Given exercise:
Lay out every line of the data below as a numbered list, leaving out any blank lines.

Supplied data:
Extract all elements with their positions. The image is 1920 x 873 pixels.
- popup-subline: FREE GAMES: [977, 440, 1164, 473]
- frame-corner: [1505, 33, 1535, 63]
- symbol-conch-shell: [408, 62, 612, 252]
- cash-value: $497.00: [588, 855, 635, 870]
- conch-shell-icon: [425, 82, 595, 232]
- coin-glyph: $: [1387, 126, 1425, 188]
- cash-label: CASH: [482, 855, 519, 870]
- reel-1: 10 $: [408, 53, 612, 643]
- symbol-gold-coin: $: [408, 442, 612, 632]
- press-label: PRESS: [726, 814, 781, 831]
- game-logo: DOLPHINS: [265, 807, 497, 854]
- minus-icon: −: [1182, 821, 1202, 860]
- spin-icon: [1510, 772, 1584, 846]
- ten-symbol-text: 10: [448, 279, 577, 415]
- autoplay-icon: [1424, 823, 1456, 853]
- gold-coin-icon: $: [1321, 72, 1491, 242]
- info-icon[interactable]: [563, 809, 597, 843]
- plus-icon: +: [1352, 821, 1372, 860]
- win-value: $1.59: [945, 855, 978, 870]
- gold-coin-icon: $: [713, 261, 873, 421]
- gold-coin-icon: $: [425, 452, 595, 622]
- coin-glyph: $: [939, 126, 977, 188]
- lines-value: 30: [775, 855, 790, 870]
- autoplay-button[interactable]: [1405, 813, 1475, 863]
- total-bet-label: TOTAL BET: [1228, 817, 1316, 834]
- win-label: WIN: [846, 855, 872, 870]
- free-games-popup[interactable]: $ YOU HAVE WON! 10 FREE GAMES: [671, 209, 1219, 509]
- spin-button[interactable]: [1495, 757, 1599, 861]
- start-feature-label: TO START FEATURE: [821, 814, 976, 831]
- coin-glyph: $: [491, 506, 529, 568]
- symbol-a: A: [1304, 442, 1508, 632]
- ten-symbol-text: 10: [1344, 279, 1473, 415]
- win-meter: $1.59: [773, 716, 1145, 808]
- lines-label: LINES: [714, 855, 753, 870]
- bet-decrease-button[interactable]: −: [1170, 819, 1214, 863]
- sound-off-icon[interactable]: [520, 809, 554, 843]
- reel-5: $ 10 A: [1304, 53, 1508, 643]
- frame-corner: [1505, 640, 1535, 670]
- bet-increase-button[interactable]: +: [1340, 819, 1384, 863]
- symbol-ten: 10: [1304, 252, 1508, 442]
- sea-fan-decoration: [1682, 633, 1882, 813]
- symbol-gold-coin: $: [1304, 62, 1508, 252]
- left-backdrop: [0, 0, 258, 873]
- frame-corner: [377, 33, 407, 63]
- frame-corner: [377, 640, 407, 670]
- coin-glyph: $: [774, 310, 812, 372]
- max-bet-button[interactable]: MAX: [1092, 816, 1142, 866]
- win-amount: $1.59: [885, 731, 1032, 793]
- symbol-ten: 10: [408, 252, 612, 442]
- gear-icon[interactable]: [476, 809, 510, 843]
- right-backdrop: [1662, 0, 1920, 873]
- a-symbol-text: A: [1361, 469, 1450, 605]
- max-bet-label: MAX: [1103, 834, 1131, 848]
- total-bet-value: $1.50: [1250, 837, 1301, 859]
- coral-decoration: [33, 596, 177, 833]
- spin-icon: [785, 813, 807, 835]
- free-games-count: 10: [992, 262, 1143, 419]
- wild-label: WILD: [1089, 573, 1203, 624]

Solution to this problem:
1. Extract all elements with their positions. The image is 1920 x 873 pixels.
2. - popup-subline: FREE GAMES: [977, 440, 1164, 473]
3. - frame-corner: [1505, 33, 1535, 63]
4. - symbol-conch-shell: [408, 62, 612, 252]
5. - cash-value: $497.00: [588, 855, 635, 870]
6. - conch-shell-icon: [425, 82, 595, 232]
7. - coin-glyph: $: [1387, 126, 1425, 188]
8. - cash-label: CASH: [482, 855, 519, 870]
9. - reel-1: 10 $: [408, 53, 612, 643]
10. - symbol-gold-coin: $: [408, 442, 612, 632]
11. - press-label: PRESS: [726, 814, 781, 831]
12. - game-logo: DOLPHINS: [265, 807, 497, 854]
13. - minus-icon: −: [1182, 821, 1202, 860]
14. - spin-icon: [1510, 772, 1584, 846]
15. - ten-symbol-text: 10: [448, 279, 577, 415]
16. - autoplay-icon: [1424, 823, 1456, 853]
17. - gold-coin-icon: $: [1321, 72, 1491, 242]
18. - info-icon[interactable]: [563, 809, 597, 843]
19. - plus-icon: +: [1352, 821, 1372, 860]
20. - win-value: $1.59: [945, 855, 978, 870]
21. - gold-coin-icon: $: [713, 261, 873, 421]
22. - gold-coin-icon: $: [425, 452, 595, 622]
23. - coin-glyph: $: [939, 126, 977, 188]
24. - lines-value: 30: [775, 855, 790, 870]
25. - autoplay-button[interactable]: [1405, 813, 1475, 863]
26. - total-bet-label: TOTAL BET: [1228, 817, 1316, 834]
27. - win-label: WIN: [846, 855, 872, 870]
28. - free-games-popup[interactable]: $ YOU HAVE WON! 10 FREE GAMES: [671, 209, 1219, 509]
29. - spin-button[interactable]: [1495, 757, 1599, 861]
30. - start-feature-label: TO START FEATURE: [821, 814, 976, 831]
31. - coin-glyph: $: [491, 506, 529, 568]
32. - symbol-a: A: [1304, 442, 1508, 632]
33. - ten-symbol-text: 10: [1344, 279, 1473, 415]
34. - win-meter: $1.59: [773, 716, 1145, 808]
35. - lines-label: LINES: [714, 855, 753, 870]
36. - bet-decrease-button[interactable]: −: [1170, 819, 1214, 863]
37. - sound-off-icon[interactable]: [520, 809, 554, 843]
38. - reel-5: $ 10 A: [1304, 53, 1508, 643]
39. - frame-corner: [1505, 640, 1535, 670]
40. - bet-increase-button[interactable]: +: [1340, 819, 1384, 863]
41. - symbol-ten: 10: [1304, 252, 1508, 442]
42. - sea-fan-decoration: [1682, 633, 1882, 813]
43. - symbol-gold-coin: $: [1304, 62, 1508, 252]
44. - left-backdrop: [0, 0, 258, 873]
45. - frame-corner: [377, 33, 407, 63]
46. - frame-corner: [377, 640, 407, 670]
47. - coin-glyph: $: [774, 310, 812, 372]
48. - max-bet-button[interactable]: MAX: [1092, 816, 1142, 866]
49. - win-amount: $1.59: [885, 731, 1032, 793]
50. - symbol-ten: 10: [408, 252, 612, 442]
51. - gear-icon[interactable]: [476, 809, 510, 843]
52. - right-backdrop: [1662, 0, 1920, 873]
53. - a-symbol-text: A: [1361, 469, 1450, 605]
54. - max-bet-label: MAX: [1103, 834, 1131, 848]
55. - total-bet-value: $1.50: [1250, 837, 1301, 859]
56. - coral-decoration: [33, 596, 177, 833]
57. - spin-icon: [785, 813, 807, 835]
58. - free-games-count: 10: [992, 262, 1143, 419]
59. - wild-label: WILD: [1089, 573, 1203, 624]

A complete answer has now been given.